(Extracted records)
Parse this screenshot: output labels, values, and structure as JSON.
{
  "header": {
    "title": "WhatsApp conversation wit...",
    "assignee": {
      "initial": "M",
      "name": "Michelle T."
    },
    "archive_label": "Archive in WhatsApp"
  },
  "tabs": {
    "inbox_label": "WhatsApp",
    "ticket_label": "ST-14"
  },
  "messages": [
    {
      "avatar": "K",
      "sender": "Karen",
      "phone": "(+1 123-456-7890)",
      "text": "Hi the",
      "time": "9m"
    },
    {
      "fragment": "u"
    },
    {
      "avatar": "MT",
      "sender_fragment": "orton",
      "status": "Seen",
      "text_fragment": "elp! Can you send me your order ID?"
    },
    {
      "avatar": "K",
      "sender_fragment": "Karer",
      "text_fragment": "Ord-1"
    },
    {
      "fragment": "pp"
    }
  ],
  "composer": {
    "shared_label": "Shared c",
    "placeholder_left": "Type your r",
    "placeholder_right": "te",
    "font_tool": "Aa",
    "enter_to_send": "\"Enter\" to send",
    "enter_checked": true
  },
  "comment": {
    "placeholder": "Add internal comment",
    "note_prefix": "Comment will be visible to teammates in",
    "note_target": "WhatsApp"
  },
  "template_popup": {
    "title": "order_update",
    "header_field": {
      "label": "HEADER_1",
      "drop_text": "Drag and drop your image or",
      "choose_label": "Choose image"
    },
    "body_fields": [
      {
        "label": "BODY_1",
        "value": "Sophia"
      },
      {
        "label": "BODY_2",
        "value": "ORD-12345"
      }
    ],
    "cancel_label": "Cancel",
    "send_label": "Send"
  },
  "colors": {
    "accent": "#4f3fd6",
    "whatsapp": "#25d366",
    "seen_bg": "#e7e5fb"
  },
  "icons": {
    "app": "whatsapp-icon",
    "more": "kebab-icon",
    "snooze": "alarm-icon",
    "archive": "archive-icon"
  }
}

#### The problem:
Can you give every line above again, exactly as written?

#### Written solution:
Parse this screenshot: output labels, values, and structure as JSON.
{
  "header": {
    "title": "WhatsApp conversation wit...",
    "assignee": {
      "initial": "M",
      "name": "Michelle T."
    },
    "archive_label": "Archive in WhatsApp"
  },
  "tabs": {
    "inbox_label": "WhatsApp",
    "ticket_label": "ST-14"
  },
  "messages": [
    {
      "avatar": "K",
      "sender": "Karen",
      "phone": "(+1 123-456-7890)",
      "text": "Hi the",
      "time": "9m"
    },
    {
      "fragment": "u"
    },
    {
      "avatar": "MT",
      "sender_fragment": "orton",
      "status": "Seen",
      "text_fragment": "elp! Can you send me your order ID?"
    },
    {
      "avatar": "K",
      "sender_fragment": "Karer",
      "text_fragment": "Ord-1"
    },
    {
      "fragment": "pp"
    }
  ],
  "composer": {
    "shared_label": "Shared c",
    "placeholder_left": "Type your r",
    "placeholder_right": "te",
    "font_tool": "Aa",
    "enter_to_send": "\"Enter\" to send",
    "enter_checked": true
  },
  "comment": {
    "placeholder": "Add internal comment",
    "note_prefix": "Comment will be visible to teammates in",
    "note_target": "WhatsApp"
  },
  "template_popup": {
    "title": "order_update",
    "header_field": {
      "label": "HEADER_1",
      "drop_text": "Drag and drop your image or",
      "choose_label": "Choose image"
    },
    "body_fields": [
      {
        "label": "BODY_1",
        "value": "Sophia"
      },
      {
        "label": "BODY_2",
        "value": "ORD-12345"
      }
    ],
    "cancel_label": "Cancel",
    "send_label": "Send"
  },
  "colors": {
    "accent": "#4f3fd6",
    "whatsapp": "#25d366",
    "seen_bg": "#e7e5fb"
  },
  "icons": {
    "app": "whatsapp-icon",
    "more": "kebab-icon",
    "snooze": "alarm-icon",
    "archive": "archive-icon"
  }
}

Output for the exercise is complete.